__Exercise objective__
Please reproduce, word for word, the part of the Schedule 13E-3 filing that starts at "(Name of Person(s)" and ends after "Number of Class of Securities)".

__Supplied text__
* * * * * * *

SECURITIES AND EXCHANGE COMMISSION
Washington, D.C. 20549
 
 
SCHEDULE 13E-3
(Amendment No. 1)
 
 
Rule 13e-3 Transaction Statement under Section 13(e) of the Securities Exchange Act of 1934
 
 
eTelecare Global Solutions, Inc.
(Name of the Issuer)
 
 
eTelecare Global Solutions, Inc.
(Name of Person(s) Filing Statement)
 
 
Common Shares and
American Depositary Shares (each representing one Common Share)
(Title of Class of Securities)
CUSIP No. 29759R102
(CUSIP Number of Class of Securities)
 
John R. Harris
President and Chief Executive Officer
eTelecare Global Solutions, Inc.
31st Floor CyberOne Building, Eastwood City, Cyberpark,
Libis, Quezon City 1110
Philippines
63 (2) 916 5670
(Name, Address and Telephone Number of Person Authorized To Receive Notices
and Communications on Behalf of the Person(s) Filing Statement)
 
 
With a copy to:
 
Jorge A. del Calvo, Esq.
James J. Masetti, Esq.
Pillsbury Winthrop Shaw Pittman LLP
2475 Hanover Street
Palo Alto, CA 94304
(650) 233-4500
 
This statement is filed in connection with (check the appropriate box):
 
         
a.
  o   The filing of solicitation materials or an information statement subject to Regulation 14A, Regulation 14C or Rule 13e-3(c) under the Securities Exchange Act of 1934.
b.
  o   The filing of a registration statement under the Securities Act of 1933.
c.
  þ   A tender offer.
d.
  o   None of the above.
 
Check the following box if the soliciting materials or information statement referred to in checking box (a) are preliminary copies:   o
 
Check the following box if the filing is a final amendment reporting the results of the transaction:   o
 
Calculation of Filing Fee
 
     
Transaction Valuation*
 
Amount of Filing Fee**
 
$266,816,151
  $10,486
 
* Estimated for purposes of calculating the amount of filing fee only. The calculation assumes the purchase of all outstanding common shares, par value PhP2.00 per share (“ Common Shares ”), and American Depository Shares, each representing one Common Share (“ ADSs ” and together with the Common Shares, the “ Shares ”) of eTelecare Global Solutions, Inc., a company organized under the laws of the Philippines (the “ Company ”) at a purchase price of $9.00 per share (the “ Offer Price ”). As of September 30, 2008 , there were: (i) 29,646,239 Common Shares outstanding (which includes 10,557,821 Common Shares underlying ADSs) and (ii) 10,557,821 ADSs outstanding. The calculation of the transaction valuation assumes the purchase of 29,646,239 Shares.

* * * * * * *

__Records supplied__
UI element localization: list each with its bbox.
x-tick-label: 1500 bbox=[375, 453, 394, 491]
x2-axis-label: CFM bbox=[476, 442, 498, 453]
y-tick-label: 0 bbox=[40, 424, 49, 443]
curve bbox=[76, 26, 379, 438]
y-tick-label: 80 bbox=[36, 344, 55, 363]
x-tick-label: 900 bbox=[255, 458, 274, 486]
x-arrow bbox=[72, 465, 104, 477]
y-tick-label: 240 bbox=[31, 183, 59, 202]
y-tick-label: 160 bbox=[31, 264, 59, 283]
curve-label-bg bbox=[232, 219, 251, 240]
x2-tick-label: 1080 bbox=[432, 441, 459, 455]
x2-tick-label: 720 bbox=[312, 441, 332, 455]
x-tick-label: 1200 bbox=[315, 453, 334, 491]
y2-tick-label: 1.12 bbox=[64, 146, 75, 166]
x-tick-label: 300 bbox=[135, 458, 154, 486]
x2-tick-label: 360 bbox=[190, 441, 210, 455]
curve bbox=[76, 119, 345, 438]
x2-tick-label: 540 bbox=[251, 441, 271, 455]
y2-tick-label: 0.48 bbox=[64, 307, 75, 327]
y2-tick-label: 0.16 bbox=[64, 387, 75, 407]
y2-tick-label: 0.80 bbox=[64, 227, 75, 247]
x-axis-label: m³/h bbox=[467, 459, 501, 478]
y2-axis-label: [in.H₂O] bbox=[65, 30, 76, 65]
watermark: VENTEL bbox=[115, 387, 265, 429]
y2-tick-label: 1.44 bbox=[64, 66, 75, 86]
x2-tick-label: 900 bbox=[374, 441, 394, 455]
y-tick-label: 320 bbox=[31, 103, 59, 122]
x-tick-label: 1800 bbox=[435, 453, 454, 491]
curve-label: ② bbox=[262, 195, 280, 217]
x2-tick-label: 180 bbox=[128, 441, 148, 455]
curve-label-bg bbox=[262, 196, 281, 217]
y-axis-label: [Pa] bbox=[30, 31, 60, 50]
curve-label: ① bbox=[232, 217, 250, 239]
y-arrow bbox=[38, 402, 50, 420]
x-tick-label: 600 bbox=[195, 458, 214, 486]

* * * * * * *

__Exercise response__
(Name of Person(s) Filing Statement)
 
 
Common Shares and
American Depositary Shares (each representing one Common Share)
(Title of Class of Securities)
CUSIP No. 29759R102
(CUSIP Number of Class of Securities)